-- start Records supplied --

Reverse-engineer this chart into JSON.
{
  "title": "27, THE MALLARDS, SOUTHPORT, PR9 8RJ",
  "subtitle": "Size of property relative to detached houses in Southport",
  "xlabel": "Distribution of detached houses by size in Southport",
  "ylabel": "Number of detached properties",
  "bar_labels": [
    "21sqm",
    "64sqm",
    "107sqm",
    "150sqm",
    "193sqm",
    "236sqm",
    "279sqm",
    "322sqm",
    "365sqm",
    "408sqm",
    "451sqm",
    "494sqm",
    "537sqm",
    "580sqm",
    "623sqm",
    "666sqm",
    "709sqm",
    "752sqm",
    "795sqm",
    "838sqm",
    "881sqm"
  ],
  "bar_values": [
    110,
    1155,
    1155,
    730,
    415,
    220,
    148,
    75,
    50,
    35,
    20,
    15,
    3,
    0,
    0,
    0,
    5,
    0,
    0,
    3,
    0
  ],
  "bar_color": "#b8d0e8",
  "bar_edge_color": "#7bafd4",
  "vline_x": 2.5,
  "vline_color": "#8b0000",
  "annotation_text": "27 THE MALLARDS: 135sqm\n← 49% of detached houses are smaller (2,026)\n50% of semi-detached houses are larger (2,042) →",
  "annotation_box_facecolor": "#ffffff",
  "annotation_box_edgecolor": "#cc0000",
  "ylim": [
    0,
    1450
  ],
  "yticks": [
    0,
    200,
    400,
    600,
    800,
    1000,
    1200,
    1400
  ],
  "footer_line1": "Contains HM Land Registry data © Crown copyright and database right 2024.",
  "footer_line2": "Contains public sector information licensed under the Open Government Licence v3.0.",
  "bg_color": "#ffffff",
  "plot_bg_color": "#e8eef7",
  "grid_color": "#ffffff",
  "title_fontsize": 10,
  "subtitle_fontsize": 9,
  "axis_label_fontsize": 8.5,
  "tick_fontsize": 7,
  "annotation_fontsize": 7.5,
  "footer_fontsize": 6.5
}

-- end Records supplied --

§ Prompt:
Each line of the material above must be retyped precisely.

§ Solution to the problem:
Reverse-engineer this chart into JSON.
{
  "title": "27, THE MALLARDS, SOUTHPORT, PR9 8RJ",
  "subtitle": "Size of property relative to detached houses in Southport",
  "xlabel": "Distribution of detached houses by size in Southport",
  "ylabel": "Number of detached properties",
  "bar_labels": [
    "21sqm",
    "64sqm",
    "107sqm",
    "150sqm",
    "193sqm",
    "236sqm",
    "279sqm",
    "322sqm",
    "365sqm",
    "408sqm",
    "451sqm",
    "494sqm",
    "537sqm",
    "580sqm",
    "623sqm",
    "666sqm",
    "709sqm",
    "752sqm",
    "795sqm",
    "838sqm",
    "881sqm"
  ],
  "bar_values": [
    110,
    1155,
    1155,
    730,
    415,
    220,
    148,
    75,
    50,
    35,
    20,
    15,
    3,
    0,
    0,
    0,
    5,
    0,
    0,
    3,
    0
  ],
  "bar_color": "#b8d0e8",
  "bar_edge_color": "#7bafd4",
  "vline_x": 2.5,
  "vline_color": "#8b0000",
  "annotation_text": "27 THE MALLARDS: 135sqm\n← 49% of detached houses are smaller (2,026)\n50% of semi-detached houses are larger (2,042) →",
  "annotation_box_facecolor": "#ffffff",
  "annotation_box_edgecolor": "#cc0000",
  "ylim": [
    0,
    1450
  ],
  "yticks": [
    0,
    200,
    400,
    600,
    800,
    1000,
    1200,
    1400
  ],
  "footer_line1": "Contains HM Land Registry data © Crown copyright and database right 2024.",
  "footer_line2": "Contains public sector information licensed under the Open Government Licence v3.0.",
  "bg_color": "#ffffff",
  "plot_bg_color": "#e8eef7",
  "grid_color": "#ffffff",
  "title_fontsize": 10,
  "subtitle_fontsize": 9,
  "axis_label_fontsize": 8.5,
  "tick_fontsize": 7,
  "annotation_fontsize": 7.5,
  "footer_fontsize": 6.5
}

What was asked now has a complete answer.